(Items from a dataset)
========================================
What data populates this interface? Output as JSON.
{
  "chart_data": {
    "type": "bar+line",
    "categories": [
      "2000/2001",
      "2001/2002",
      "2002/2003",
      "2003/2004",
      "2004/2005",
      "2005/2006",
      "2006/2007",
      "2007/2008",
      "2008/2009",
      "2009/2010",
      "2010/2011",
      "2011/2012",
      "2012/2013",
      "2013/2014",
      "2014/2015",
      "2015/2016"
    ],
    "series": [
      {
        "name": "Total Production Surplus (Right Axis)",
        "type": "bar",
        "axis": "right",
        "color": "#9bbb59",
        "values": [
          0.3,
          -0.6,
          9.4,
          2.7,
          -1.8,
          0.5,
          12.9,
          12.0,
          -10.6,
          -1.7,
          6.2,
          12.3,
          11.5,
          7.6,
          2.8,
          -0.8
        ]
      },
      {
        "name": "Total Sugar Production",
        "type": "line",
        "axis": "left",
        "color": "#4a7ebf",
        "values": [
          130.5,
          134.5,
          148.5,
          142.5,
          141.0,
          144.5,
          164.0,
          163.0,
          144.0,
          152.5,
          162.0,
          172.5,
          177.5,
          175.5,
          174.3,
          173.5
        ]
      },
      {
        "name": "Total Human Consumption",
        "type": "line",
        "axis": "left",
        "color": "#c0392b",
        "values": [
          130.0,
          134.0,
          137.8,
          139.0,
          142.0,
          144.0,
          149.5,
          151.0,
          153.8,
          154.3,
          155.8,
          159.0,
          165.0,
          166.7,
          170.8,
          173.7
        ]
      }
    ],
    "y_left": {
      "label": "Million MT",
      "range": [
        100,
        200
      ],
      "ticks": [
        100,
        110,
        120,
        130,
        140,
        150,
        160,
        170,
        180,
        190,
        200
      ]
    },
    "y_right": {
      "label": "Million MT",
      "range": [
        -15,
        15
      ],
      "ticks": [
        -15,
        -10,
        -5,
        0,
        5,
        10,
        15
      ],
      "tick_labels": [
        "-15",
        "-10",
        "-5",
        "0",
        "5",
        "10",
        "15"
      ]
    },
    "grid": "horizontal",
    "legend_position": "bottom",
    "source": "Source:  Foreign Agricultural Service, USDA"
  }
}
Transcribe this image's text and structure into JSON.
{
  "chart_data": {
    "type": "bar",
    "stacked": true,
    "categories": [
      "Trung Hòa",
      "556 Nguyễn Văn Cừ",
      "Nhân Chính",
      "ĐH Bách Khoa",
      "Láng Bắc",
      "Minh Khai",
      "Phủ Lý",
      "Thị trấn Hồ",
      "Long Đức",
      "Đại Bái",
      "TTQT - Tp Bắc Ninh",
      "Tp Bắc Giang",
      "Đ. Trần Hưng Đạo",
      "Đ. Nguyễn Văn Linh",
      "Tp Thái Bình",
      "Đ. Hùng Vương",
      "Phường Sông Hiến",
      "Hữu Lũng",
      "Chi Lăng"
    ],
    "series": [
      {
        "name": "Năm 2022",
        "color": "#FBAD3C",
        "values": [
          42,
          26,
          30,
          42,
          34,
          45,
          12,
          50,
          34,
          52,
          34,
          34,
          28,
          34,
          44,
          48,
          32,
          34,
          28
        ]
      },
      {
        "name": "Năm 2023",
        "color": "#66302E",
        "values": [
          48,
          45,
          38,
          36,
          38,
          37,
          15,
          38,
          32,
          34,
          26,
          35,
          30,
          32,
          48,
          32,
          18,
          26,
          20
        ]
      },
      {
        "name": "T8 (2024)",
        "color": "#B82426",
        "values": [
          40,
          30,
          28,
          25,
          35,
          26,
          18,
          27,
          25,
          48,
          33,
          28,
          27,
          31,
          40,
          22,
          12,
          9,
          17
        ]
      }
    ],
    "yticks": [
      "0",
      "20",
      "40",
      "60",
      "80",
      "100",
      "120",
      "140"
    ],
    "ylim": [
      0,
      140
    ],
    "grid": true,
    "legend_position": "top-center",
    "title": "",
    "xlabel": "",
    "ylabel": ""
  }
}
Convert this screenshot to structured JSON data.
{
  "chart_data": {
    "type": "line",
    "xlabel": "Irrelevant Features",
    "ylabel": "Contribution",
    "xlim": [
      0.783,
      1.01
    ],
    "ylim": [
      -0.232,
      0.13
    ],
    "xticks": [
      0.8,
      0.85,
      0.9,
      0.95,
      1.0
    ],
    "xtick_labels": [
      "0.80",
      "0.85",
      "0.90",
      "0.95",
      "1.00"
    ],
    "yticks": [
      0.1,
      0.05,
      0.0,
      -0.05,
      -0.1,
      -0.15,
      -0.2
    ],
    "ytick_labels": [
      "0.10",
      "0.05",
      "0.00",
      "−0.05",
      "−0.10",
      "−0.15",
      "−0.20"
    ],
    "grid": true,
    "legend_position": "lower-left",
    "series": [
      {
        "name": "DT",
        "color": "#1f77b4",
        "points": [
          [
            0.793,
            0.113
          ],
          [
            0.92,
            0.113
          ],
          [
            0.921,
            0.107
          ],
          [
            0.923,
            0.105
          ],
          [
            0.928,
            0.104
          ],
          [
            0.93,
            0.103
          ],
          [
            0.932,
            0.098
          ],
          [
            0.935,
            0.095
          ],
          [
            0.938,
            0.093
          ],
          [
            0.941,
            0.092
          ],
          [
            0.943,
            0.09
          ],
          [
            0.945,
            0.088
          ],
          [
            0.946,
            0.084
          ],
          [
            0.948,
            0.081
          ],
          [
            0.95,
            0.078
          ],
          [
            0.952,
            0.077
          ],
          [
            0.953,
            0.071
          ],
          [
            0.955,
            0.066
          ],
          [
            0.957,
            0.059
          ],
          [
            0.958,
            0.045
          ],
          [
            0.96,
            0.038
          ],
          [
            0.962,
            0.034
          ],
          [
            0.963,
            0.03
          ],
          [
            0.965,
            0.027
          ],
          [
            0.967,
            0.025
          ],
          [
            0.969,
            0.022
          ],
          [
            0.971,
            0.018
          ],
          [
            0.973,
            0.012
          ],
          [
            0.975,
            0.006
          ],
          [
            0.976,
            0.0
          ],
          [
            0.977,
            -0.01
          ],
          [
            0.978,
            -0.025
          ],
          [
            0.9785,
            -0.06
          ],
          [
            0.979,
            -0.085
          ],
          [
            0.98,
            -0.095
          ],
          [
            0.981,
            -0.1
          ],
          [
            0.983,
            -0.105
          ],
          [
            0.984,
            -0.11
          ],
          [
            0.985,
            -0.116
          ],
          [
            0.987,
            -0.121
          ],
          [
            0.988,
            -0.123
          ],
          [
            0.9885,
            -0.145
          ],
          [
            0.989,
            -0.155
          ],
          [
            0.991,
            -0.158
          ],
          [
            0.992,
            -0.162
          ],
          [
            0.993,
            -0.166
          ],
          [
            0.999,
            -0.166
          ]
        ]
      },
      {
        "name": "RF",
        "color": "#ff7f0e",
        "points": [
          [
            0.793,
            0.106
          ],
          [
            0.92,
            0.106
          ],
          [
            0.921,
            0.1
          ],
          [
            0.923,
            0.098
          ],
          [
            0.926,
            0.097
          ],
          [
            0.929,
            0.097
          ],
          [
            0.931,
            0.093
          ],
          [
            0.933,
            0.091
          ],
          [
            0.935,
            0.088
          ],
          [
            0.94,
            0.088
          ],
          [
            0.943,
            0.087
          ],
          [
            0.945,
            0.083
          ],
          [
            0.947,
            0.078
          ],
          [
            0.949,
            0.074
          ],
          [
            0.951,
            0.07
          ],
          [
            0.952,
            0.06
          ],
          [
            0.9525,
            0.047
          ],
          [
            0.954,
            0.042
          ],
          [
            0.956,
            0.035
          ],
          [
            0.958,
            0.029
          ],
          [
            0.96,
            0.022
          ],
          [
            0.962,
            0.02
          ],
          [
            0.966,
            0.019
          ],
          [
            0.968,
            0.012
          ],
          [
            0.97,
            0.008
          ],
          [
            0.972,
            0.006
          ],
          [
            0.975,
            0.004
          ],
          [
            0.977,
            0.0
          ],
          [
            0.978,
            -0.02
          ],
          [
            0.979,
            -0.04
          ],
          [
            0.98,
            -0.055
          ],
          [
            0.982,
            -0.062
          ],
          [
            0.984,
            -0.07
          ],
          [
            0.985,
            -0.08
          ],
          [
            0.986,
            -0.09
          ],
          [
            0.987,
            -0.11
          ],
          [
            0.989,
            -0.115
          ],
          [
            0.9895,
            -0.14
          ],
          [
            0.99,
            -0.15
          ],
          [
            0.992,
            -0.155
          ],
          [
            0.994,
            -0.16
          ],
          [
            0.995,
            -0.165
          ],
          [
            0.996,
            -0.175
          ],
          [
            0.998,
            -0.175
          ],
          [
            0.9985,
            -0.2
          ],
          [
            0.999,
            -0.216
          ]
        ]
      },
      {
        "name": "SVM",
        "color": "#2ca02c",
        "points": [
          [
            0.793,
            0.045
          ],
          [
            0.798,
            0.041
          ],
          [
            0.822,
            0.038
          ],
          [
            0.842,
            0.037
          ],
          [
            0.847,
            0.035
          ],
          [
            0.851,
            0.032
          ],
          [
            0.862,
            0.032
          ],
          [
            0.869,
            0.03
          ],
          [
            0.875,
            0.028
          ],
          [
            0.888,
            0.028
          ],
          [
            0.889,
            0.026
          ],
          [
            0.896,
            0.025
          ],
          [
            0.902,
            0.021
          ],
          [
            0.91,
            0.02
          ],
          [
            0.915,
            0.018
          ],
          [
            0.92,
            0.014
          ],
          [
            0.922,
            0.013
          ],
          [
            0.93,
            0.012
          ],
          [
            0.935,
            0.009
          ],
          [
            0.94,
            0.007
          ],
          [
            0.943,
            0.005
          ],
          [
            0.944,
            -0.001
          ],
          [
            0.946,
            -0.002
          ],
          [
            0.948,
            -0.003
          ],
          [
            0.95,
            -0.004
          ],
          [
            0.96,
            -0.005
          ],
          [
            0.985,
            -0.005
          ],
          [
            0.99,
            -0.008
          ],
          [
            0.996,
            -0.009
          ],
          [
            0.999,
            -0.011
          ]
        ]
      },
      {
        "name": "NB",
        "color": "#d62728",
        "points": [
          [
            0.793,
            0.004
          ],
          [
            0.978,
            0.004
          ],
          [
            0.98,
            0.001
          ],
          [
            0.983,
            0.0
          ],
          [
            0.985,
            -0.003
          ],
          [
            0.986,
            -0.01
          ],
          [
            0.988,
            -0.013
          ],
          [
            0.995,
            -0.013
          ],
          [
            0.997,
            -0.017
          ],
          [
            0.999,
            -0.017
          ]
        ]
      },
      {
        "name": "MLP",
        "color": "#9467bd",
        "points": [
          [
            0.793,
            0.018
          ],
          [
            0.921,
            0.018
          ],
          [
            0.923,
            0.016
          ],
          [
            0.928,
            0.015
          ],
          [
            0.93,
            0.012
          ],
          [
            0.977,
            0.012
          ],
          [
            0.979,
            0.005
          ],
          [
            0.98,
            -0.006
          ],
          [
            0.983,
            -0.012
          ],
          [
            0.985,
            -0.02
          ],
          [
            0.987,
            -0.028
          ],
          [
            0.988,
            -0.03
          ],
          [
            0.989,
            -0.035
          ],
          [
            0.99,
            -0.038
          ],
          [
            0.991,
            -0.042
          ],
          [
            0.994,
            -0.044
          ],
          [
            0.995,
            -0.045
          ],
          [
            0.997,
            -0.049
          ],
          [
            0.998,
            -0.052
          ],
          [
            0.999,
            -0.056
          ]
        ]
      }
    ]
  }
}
========================================
■ Exercise instructions:
Which lines of the data include "JSON"? Copy each of them.

■ Response for this exercise:
What data populates this interface? Output as JSON.
Transcribe this image's text and structure into JSON.
Convert this screenshot to structured JSON data.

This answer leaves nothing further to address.